#### [Goal of the exercise]
Copy only the lines between the one containing "Read this page and output its text content." and the end of the records, both included, leaving out pictures.

#### [Collected data]
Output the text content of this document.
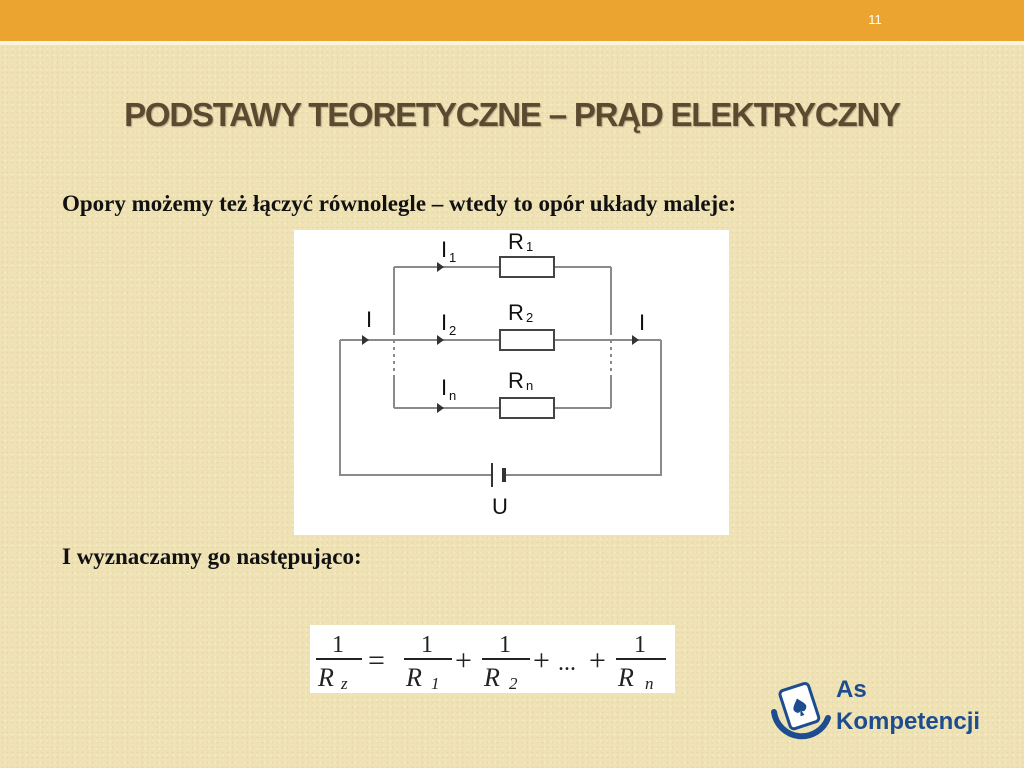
11
PODSTAWY TEORETYCZNE – PRĄD ELEKTRYCZNY
Opory możemy też łączyć równolegle – wtedy to opór układy maleje:
I	I
I 1
R 1
I 2
R 2
I n
R n
U
I wyznaczamy go następująco:
1
R z
= 1
R 1
+ 1
R 2
+ ... + 1
R n	As
Kompetencji
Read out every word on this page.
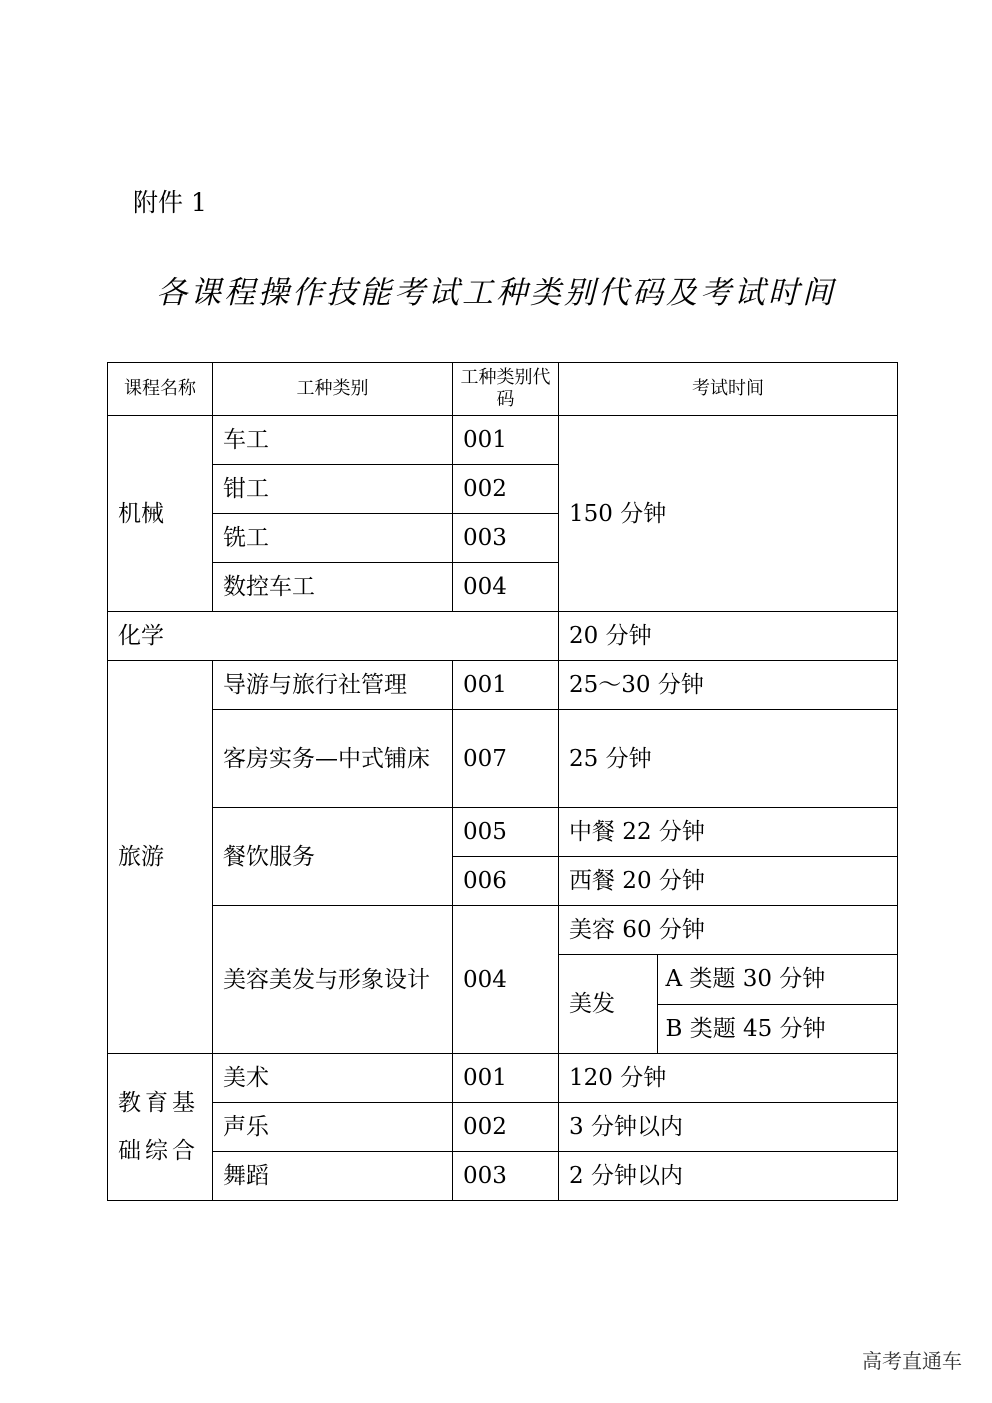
附件 1
各课程操作技能考试工种类别代码及考试时间
课程名称	工种类别	工种类别代码	考试时间
机械	车工	001	150 分钟
钳工	002
铣工	003
数控车工	004
化学	20 分钟
旅游	导游与旅行社管理	001	25～30 分钟
客房实务—中式铺床	007	25 分钟
餐饮服务	005	中餐 22 分钟
006	西餐 20 分钟
美容美发与形象设计	004	美容 60 分钟

美发	A 类题 30 分钟
B 类题 45 分钟

教育基础综合	美术	001	120 分钟
声乐	002	3 分钟以内
舞蹈	003	2 分钟以内
高考直通车
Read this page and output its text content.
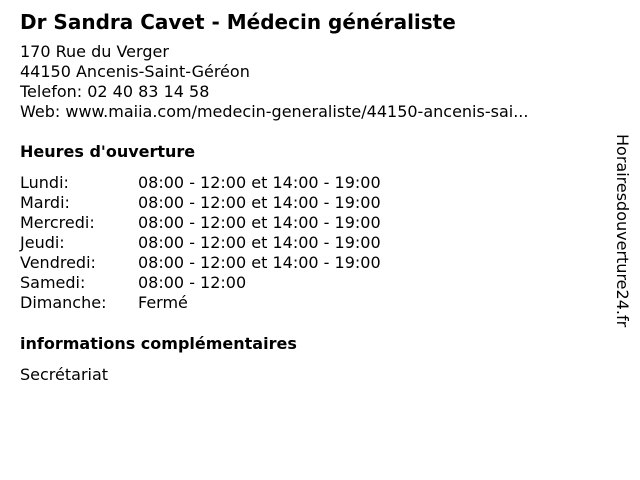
Dr Sandra Cavet - Médecin généraliste
170 Rue du Verger
44150 Ancenis-Saint-Géréon
Telefon: 02 40 83 14 58
Web: www.maiia.com/medecin-generaliste/44150-ancenis-sai...
Heures d'ouverture
Lundi:	08:00 - 12:00 et 14:00 - 19:00
Mardi:	08:00 - 12:00 et 14:00 - 19:00
Mercredi:	08:00 - 12:00 et 14:00 - 19:00
Jeudi:	08:00 - 12:00 et 14:00 - 19:00
Vendredi:	08:00 - 12:00 et 14:00 - 19:00
Samedi:	08:00 - 12:00
Dimanche:	Fermé
informations complémentaires
Secrétariat
Horairesdouverture24.fr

#### [Exercise response]
Read this page and output its text content.
Dr Sandra Cavet - Médecin généraliste
170 Rue du Verger
44150 Ancenis-Saint-Géréon
Telefon: 02 40 83 14 58
Web: www.maiia.com/medecin-generaliste/44150-ancenis-sai...
Heures d'ouverture
Lundi:	08:00 - 12:00 et 14:00 - 19:00
Mardi:	08:00 - 12:00 et 14:00 - 19:00
Mercredi:	08:00 - 12:00 et 14:00 - 19:00
Jeudi:	08:00 - 12:00 et 14:00 - 19:00
Vendredi:	08:00 - 12:00 et 14:00 - 19:00
Samedi:	08:00 - 12:00
Dimanche:	Fermé
informations complémentaires
Secrétariat
Horairesdouverture24.fr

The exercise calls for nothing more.